_WORK REQUIRED_. Return each line of the records below word for word, leaving out the pictures.

[A block of data]
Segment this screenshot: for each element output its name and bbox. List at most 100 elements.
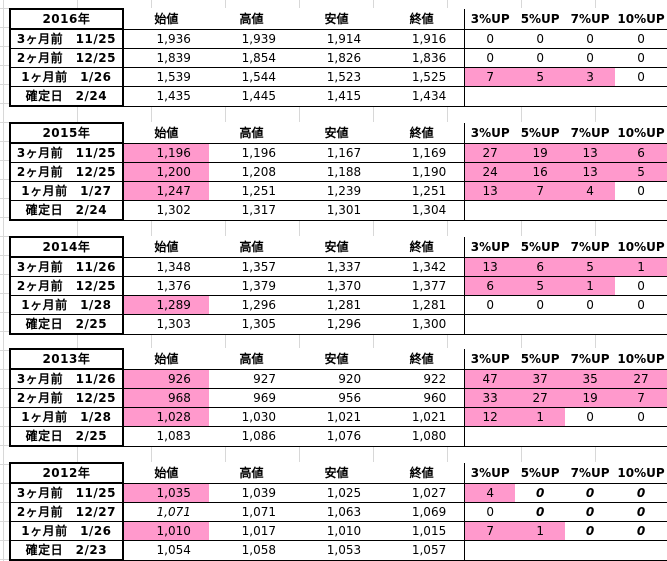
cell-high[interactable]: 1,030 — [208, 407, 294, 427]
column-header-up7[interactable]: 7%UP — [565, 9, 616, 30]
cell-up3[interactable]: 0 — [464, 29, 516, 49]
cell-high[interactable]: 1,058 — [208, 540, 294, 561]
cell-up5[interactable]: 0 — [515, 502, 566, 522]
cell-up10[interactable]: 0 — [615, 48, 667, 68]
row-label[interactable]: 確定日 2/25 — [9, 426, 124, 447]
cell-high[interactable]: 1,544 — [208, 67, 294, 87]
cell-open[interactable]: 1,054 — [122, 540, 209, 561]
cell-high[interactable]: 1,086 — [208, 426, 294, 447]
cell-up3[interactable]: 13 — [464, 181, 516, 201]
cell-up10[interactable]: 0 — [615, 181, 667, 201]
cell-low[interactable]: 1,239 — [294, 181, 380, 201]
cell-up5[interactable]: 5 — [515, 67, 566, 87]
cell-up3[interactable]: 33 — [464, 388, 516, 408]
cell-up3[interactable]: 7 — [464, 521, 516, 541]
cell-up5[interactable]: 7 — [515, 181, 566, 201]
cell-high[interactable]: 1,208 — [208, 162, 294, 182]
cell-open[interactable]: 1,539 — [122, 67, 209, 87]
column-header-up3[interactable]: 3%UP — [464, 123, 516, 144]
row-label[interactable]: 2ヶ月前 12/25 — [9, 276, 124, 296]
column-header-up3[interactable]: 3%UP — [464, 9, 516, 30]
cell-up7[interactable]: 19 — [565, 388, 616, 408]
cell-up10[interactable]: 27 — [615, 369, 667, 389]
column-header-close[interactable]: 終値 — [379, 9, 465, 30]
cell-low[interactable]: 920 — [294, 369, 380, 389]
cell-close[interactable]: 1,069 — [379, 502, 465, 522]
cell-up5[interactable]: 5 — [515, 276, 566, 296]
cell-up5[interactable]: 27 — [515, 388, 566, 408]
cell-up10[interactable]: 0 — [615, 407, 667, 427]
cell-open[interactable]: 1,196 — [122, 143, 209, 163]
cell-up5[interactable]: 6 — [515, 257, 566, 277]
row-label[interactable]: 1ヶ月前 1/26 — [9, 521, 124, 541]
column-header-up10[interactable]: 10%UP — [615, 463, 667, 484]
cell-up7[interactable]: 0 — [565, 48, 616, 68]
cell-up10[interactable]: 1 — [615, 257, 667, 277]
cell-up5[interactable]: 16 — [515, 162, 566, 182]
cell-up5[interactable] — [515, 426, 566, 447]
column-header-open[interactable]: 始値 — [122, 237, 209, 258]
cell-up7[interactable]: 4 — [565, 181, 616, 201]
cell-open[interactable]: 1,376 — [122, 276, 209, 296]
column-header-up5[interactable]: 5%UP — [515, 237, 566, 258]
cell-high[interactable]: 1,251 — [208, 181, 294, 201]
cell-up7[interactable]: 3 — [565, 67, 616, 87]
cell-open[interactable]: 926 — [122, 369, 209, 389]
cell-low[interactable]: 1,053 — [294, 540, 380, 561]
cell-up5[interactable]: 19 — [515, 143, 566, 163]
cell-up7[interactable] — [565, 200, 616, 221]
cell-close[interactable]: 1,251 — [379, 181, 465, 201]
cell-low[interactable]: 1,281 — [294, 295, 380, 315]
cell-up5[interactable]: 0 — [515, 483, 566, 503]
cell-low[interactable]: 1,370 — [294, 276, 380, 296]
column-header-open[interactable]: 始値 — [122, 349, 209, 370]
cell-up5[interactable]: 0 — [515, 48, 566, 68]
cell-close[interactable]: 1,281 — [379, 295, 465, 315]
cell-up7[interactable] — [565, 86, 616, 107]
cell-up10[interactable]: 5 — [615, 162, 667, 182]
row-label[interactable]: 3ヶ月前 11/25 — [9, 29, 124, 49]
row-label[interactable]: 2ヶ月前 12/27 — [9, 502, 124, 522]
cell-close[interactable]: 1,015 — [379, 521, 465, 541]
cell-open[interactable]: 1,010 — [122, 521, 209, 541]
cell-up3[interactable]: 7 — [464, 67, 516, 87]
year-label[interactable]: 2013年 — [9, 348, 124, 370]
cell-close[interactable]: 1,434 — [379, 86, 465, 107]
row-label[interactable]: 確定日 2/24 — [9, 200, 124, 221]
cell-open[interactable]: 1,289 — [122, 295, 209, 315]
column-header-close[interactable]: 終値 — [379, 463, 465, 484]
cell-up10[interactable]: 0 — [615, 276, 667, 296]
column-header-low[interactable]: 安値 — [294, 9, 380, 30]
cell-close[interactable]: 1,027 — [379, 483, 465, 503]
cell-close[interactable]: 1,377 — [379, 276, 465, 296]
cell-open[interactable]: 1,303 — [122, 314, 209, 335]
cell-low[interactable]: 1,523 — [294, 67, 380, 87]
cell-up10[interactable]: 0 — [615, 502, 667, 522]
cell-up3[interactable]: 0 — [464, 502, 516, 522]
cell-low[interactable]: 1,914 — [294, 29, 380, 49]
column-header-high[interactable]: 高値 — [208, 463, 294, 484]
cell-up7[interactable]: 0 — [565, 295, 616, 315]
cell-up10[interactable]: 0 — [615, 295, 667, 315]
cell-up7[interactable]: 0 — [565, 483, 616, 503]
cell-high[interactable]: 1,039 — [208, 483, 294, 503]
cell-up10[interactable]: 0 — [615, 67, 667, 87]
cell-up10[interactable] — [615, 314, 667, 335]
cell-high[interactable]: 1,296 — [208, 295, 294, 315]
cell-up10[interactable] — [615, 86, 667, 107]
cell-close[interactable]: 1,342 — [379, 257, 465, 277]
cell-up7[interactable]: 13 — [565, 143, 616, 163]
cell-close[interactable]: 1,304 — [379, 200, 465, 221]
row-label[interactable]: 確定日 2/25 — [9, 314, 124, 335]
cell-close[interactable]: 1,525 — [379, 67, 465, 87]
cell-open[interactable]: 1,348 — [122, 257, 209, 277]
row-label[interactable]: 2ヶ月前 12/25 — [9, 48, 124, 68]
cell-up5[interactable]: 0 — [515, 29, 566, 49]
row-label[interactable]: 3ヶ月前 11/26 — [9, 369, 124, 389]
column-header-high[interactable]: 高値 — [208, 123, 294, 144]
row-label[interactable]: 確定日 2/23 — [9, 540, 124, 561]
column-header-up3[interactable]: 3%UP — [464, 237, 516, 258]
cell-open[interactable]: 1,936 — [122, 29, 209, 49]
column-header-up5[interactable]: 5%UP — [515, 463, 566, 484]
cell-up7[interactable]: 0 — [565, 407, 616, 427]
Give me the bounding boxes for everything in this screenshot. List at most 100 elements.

_EXERCISE SOLUTION_.
Segment this screenshot: for each element output its name and bbox. List at most 100 elements.
cell-high[interactable]: 1,030 — [208, 407, 294, 427]
column-header-up7[interactable]: 7%UP — [565, 9, 616, 30]
cell-up3[interactable]: 0 — [464, 29, 516, 49]
cell-high[interactable]: 1,058 — [208, 540, 294, 561]
cell-up5[interactable]: 0 — [515, 502, 566, 522]
cell-up10[interactable]: 0 — [615, 48, 667, 68]
row-label[interactable]: 確定日 2/25 — [9, 426, 124, 447]
cell-high[interactable]: 1,544 — [208, 67, 294, 87]
cell-open[interactable]: 1,054 — [122, 540, 209, 561]
cell-high[interactable]: 1,086 — [208, 426, 294, 447]
cell-up3[interactable]: 13 — [464, 181, 516, 201]
cell-up10[interactable]: 0 — [615, 181, 667, 201]
cell-low[interactable]: 1,239 — [294, 181, 380, 201]
cell-up5[interactable]: 5 — [515, 67, 566, 87]
cell-up3[interactable]: 33 — [464, 388, 516, 408]
cell-up3[interactable]: 7 — [464, 521, 516, 541]
cell-up5[interactable]: 7 — [515, 181, 566, 201]
cell-high[interactable]: 1,208 — [208, 162, 294, 182]
cell-open[interactable]: 1,539 — [122, 67, 209, 87]
column-header-up3[interactable]: 3%UP — [464, 123, 516, 144]
row-label[interactable]: 2ヶ月前 12/25 — [9, 276, 124, 296]
column-header-up3[interactable]: 3%UP — [464, 9, 516, 30]
cell-up7[interactable]: 19 — [565, 388, 616, 408]
cell-up10[interactable]: 27 — [615, 369, 667, 389]
column-header-close[interactable]: 終値 — [379, 9, 465, 30]
cell-low[interactable]: 920 — [294, 369, 380, 389]
cell-close[interactable]: 1,069 — [379, 502, 465, 522]
cell-up5[interactable]: 5 — [515, 276, 566, 296]
cell-up5[interactable]: 27 — [515, 388, 566, 408]
cell-up10[interactable]: 0 — [615, 407, 667, 427]
cell-open[interactable]: 1,196 — [122, 143, 209, 163]
cell-up5[interactable]: 6 — [515, 257, 566, 277]
row-label[interactable]: 1ヶ月前 1/26 — [9, 521, 124, 541]
column-header-up10[interactable]: 10%UP — [615, 463, 667, 484]
cell-up7[interactable]: 0 — [565, 48, 616, 68]
cell-up10[interactable]: 1 — [615, 257, 667, 277]
cell-up5[interactable]: 16 — [515, 162, 566, 182]
cell-up5[interactable] — [515, 426, 566, 447]
column-header-open[interactable]: 始値 — [122, 237, 209, 258]
cell-up7[interactable]: 4 — [565, 181, 616, 201]
cell-open[interactable]: 1,376 — [122, 276, 209, 296]
column-header-up5[interactable]: 5%UP — [515, 237, 566, 258]
cell-high[interactable]: 1,251 — [208, 181, 294, 201]
cell-up7[interactable]: 3 — [565, 67, 616, 87]
cell-open[interactable]: 926 — [122, 369, 209, 389]
cell-low[interactable]: 1,053 — [294, 540, 380, 561]
cell-up5[interactable]: 19 — [515, 143, 566, 163]
cell-up7[interactable] — [565, 200, 616, 221]
cell-close[interactable]: 1,251 — [379, 181, 465, 201]
cell-low[interactable]: 1,281 — [294, 295, 380, 315]
cell-up5[interactable]: 0 — [515, 483, 566, 503]
cell-low[interactable]: 1,370 — [294, 276, 380, 296]
column-header-open[interactable]: 始値 — [122, 349, 209, 370]
cell-up5[interactable]: 0 — [515, 48, 566, 68]
cell-close[interactable]: 1,281 — [379, 295, 465, 315]
cell-up7[interactable] — [565, 86, 616, 107]
cell-up10[interactable]: 5 — [615, 162, 667, 182]
row-label[interactable]: 3ヶ月前 11/25 — [9, 29, 124, 49]
row-label[interactable]: 2ヶ月前 12/27 — [9, 502, 124, 522]
cell-close[interactable]: 1,015 — [379, 521, 465, 541]
cell-open[interactable]: 1,010 — [122, 521, 209, 541]
cell-up3[interactable]: 7 — [464, 67, 516, 87]
year-label[interactable]: 2013年 — [9, 348, 124, 370]
cell-close[interactable]: 1,434 — [379, 86, 465, 107]
row-label[interactable]: 確定日 2/24 — [9, 200, 124, 221]
cell-open[interactable]: 1,289 — [122, 295, 209, 315]
column-header-close[interactable]: 終値 — [379, 463, 465, 484]
cell-up10[interactable]: 0 — [615, 276, 667, 296]
column-header-low[interactable]: 安値 — [294, 9, 380, 30]
cell-close[interactable]: 1,027 — [379, 483, 465, 503]
cell-close[interactable]: 1,377 — [379, 276, 465, 296]
cell-open[interactable]: 1,303 — [122, 314, 209, 335]
cell-low[interactable]: 1,523 — [294, 67, 380, 87]
cell-up10[interactable]: 0 — [615, 502, 667, 522]
cell-up3[interactable]: 0 — [464, 502, 516, 522]
cell-low[interactable]: 1,914 — [294, 29, 380, 49]
column-header-high[interactable]: 高値 — [208, 463, 294, 484]
cell-up7[interactable]: 0 — [565, 295, 616, 315]
cell-up10[interactable]: 0 — [615, 295, 667, 315]
cell-up7[interactable]: 0 — [565, 483, 616, 503]
cell-high[interactable]: 1,039 — [208, 483, 294, 503]
cell-up10[interactable]: 0 — [615, 67, 667, 87]
cell-up10[interactable] — [615, 314, 667, 335]
cell-high[interactable]: 1,296 — [208, 295, 294, 315]
cell-up10[interactable] — [615, 86, 667, 107]
cell-close[interactable]: 1,342 — [379, 257, 465, 277]
cell-up7[interactable]: 13 — [565, 143, 616, 163]
cell-close[interactable]: 1,304 — [379, 200, 465, 221]
row-label[interactable]: 確定日 2/25 — [9, 314, 124, 335]
cell-close[interactable]: 1,525 — [379, 67, 465, 87]
cell-open[interactable]: 1,348 — [122, 257, 209, 277]
row-label[interactable]: 2ヶ月前 12/25 — [9, 48, 124, 68]
cell-up5[interactable]: 0 — [515, 29, 566, 49]
row-label[interactable]: 3ヶ月前 11/26 — [9, 369, 124, 389]
column-header-high[interactable]: 高値 — [208, 123, 294, 144]
row-label[interactable]: 確定日 2/23 — [9, 540, 124, 561]
column-header-up3[interactable]: 3%UP — [464, 237, 516, 258]
cell-open[interactable]: 1,936 — [122, 29, 209, 49]
column-header-up5[interactable]: 5%UP — [515, 463, 566, 484]
cell-up7[interactable]: 0 — [565, 407, 616, 427]
Give me the bounding boxes for everything in this screenshot. List at most 100 elements.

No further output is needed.